▶ _DATA_:
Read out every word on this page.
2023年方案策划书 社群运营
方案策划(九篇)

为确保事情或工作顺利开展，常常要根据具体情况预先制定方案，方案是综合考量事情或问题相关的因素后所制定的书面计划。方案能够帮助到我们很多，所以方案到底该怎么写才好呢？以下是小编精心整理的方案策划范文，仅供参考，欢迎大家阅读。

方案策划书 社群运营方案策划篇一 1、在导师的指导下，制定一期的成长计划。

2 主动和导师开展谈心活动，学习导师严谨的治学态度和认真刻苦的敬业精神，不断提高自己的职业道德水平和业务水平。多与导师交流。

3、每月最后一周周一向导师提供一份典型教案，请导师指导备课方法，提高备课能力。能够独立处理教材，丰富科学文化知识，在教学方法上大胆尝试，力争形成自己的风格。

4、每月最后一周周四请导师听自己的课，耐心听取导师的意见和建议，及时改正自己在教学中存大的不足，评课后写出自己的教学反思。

▶ _PROBLEM_:
Retype the material above, line by line, exactly.

▶ _EXPECTED OUTPUT_:
Read out every word on this page.
2023年方案策划书 社群运营
方案策划(九篇)

为确保事情或工作顺利开展，常常要根据具体情况预先制定方案，方案是综合考量事情或问题相关的因素后所制定的书面计划。方案能够帮助到我们很多，所以方案到底该怎么写才好呢？以下是小编精心整理的方案策划范文，仅供参考，欢迎大家阅读。

方案策划书 社群运营方案策划篇一 1、在导师的指导下，制定一期的成长计划。

2 主动和导师开展谈心活动，学习导师严谨的治学态度和认真刻苦的敬业精神，不断提高自己的职业道德水平和业务水平。多与导师交流。

3、每月最后一周周一向导师提供一份典型教案，请导师指导备课方法，提高备课能力。能够独立处理教材，丰富科学文化知识，在教学方法上大胆尝试，力争形成自己的风格。

4、每月最后一周周四请导师听自己的课，耐心听取导师的意见和建议，及时改正自己在教学中存大的不足，评课后写出自己的教学反思。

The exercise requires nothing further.